(Stored data)
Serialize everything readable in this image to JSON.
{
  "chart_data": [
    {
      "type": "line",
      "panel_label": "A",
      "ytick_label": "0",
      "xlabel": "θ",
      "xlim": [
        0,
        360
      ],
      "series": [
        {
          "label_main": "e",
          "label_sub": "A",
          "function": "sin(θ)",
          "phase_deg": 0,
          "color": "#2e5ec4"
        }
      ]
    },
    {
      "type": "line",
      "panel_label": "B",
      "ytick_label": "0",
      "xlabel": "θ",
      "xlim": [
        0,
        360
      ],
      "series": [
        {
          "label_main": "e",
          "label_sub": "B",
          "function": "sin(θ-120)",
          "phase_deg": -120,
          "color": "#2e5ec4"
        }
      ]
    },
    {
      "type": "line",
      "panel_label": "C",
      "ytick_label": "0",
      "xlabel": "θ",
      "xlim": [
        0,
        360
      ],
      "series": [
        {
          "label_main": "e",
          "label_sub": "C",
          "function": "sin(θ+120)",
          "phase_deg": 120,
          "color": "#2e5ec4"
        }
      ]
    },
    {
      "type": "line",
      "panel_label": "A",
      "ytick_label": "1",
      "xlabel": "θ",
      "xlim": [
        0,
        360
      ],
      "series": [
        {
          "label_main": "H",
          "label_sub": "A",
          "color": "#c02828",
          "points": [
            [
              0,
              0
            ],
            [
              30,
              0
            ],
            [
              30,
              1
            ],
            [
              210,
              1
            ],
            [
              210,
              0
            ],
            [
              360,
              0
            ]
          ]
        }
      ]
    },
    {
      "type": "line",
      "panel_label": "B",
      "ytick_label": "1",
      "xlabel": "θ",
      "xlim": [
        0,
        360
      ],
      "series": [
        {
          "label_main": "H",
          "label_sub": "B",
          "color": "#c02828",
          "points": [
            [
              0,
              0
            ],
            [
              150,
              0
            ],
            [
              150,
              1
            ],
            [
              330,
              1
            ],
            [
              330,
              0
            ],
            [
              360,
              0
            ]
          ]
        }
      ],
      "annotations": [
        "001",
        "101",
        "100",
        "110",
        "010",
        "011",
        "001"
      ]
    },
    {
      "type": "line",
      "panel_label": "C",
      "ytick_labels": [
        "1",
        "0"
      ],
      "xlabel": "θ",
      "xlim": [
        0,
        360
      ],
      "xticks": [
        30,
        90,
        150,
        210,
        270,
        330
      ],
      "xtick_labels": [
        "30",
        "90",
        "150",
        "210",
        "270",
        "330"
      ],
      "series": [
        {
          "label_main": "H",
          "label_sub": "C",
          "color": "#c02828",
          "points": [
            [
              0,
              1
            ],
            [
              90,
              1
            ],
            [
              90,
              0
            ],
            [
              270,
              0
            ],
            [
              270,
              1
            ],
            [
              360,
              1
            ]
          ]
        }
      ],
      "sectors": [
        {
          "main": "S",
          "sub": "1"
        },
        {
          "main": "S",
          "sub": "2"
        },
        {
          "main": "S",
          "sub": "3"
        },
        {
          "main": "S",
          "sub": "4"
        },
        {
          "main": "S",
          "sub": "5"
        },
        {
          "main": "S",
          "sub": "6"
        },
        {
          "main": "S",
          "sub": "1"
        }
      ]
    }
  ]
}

### Stated exercise
Only the number is wanted: how many lines above include the word "function"?

### Response to the task
3